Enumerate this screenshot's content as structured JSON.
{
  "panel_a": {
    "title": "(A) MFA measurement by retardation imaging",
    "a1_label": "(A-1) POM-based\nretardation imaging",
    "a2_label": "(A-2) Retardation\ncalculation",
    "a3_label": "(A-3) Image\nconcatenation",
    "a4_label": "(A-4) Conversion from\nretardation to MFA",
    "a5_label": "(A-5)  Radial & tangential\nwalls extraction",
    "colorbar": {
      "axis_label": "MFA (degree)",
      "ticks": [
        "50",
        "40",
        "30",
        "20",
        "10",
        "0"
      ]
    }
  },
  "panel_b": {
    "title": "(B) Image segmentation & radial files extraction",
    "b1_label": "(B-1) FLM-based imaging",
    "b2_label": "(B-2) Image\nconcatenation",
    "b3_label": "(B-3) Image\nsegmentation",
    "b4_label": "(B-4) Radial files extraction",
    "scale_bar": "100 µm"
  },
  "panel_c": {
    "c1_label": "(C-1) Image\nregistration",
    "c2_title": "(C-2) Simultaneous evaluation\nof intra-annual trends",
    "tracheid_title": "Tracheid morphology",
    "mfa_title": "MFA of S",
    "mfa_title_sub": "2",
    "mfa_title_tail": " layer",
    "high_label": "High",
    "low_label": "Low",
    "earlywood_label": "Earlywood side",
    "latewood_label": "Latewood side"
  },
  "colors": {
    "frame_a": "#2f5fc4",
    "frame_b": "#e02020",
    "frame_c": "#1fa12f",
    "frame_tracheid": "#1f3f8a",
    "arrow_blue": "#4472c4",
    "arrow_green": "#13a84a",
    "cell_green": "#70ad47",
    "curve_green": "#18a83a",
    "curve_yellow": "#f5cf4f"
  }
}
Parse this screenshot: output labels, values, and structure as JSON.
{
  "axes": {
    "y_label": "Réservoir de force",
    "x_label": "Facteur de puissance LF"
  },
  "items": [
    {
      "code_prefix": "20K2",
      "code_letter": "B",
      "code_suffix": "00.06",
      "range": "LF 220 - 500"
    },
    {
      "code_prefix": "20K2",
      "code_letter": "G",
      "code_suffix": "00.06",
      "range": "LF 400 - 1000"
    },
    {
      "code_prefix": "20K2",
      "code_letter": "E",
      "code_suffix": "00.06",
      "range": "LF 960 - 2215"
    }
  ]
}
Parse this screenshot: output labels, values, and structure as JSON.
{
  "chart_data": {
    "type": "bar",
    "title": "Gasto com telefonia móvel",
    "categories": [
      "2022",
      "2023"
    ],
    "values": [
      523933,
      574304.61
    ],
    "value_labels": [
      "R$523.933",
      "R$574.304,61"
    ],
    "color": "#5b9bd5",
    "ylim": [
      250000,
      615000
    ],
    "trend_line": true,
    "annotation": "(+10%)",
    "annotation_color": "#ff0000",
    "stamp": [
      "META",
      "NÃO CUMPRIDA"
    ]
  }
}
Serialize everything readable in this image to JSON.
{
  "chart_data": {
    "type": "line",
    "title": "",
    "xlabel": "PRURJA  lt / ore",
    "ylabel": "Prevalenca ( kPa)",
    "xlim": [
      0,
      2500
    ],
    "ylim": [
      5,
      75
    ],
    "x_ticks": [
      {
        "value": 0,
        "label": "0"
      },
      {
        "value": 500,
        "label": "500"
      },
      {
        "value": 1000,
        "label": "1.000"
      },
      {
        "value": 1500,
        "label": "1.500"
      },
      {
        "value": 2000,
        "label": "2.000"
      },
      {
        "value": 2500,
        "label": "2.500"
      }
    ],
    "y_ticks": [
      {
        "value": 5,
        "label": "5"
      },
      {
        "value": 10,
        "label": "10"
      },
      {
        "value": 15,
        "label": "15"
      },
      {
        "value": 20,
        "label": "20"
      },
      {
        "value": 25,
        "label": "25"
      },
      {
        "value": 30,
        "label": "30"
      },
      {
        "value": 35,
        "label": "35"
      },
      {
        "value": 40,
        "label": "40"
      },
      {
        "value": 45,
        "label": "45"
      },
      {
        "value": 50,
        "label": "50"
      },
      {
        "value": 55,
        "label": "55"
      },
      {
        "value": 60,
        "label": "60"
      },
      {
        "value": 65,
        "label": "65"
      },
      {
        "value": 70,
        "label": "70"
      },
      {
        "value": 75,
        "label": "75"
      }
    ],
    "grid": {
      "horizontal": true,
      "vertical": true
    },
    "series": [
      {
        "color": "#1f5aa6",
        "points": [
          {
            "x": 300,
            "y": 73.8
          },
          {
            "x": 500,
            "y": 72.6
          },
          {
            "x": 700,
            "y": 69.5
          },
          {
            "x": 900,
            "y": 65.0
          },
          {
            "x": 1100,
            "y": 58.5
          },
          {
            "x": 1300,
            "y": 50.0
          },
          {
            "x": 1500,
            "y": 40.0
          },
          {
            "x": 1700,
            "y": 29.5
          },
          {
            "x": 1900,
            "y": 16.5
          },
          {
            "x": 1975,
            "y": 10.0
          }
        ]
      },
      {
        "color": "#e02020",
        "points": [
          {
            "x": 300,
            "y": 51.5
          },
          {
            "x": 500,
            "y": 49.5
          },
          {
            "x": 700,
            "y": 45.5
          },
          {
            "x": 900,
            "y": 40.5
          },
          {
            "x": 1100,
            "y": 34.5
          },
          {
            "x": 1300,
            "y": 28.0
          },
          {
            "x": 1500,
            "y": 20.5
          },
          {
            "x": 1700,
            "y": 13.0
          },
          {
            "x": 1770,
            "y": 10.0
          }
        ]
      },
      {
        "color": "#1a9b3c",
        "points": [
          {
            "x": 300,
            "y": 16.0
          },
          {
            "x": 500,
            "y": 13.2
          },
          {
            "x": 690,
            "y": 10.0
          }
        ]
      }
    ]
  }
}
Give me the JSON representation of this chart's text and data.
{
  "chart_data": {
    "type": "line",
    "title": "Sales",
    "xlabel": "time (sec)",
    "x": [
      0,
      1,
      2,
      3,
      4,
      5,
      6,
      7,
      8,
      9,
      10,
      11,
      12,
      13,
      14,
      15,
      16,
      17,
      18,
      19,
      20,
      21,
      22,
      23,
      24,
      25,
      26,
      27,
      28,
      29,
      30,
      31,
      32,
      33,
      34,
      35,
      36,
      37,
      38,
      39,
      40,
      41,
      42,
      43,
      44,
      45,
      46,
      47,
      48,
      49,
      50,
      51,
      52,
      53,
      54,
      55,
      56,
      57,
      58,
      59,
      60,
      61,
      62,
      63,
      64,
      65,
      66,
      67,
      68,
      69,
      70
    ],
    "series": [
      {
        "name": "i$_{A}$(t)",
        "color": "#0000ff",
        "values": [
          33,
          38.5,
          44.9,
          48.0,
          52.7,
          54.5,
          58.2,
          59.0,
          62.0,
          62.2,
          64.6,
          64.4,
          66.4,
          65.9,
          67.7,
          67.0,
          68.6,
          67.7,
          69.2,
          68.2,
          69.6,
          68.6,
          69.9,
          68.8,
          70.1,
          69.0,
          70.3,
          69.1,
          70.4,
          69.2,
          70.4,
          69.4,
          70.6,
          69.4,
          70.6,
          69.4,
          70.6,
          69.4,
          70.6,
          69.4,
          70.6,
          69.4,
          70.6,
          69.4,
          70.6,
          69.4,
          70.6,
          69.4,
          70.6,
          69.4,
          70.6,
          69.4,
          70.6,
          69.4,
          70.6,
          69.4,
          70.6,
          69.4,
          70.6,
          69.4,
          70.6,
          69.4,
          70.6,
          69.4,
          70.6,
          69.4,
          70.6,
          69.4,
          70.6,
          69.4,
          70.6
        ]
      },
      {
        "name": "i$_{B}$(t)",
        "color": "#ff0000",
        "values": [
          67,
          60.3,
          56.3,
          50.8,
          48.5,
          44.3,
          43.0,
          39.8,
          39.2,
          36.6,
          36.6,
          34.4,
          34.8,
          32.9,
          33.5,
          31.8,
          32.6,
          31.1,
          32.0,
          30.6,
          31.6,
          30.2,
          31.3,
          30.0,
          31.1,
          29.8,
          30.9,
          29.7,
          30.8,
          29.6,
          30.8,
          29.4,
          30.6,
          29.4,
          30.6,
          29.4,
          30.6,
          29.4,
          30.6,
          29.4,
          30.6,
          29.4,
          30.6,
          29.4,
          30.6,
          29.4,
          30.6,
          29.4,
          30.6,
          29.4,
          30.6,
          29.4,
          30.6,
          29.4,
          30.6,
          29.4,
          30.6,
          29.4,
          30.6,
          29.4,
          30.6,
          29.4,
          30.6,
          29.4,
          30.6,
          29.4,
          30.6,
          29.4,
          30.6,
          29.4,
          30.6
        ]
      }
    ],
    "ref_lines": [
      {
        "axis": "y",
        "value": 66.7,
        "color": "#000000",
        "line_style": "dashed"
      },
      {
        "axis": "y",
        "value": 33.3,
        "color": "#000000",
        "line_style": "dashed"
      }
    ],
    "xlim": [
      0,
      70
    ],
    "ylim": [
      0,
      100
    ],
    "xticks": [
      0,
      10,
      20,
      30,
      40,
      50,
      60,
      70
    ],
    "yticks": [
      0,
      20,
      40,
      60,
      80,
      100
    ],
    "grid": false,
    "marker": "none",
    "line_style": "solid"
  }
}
=-=-=-=-=
→ **What needs to be done**
Keep only those lines of the records that hold "JSON", and return them.

→ **Result of this task**
Enumerate this screenshot's content as structured JSON.
Parse this screenshot: output labels, values, and structure as JSON.
Parse this screenshot: output labels, values, and structure as JSON.
Serialize everything readable in this image to JSON.
Give me the JSON representation of this chart's text and data.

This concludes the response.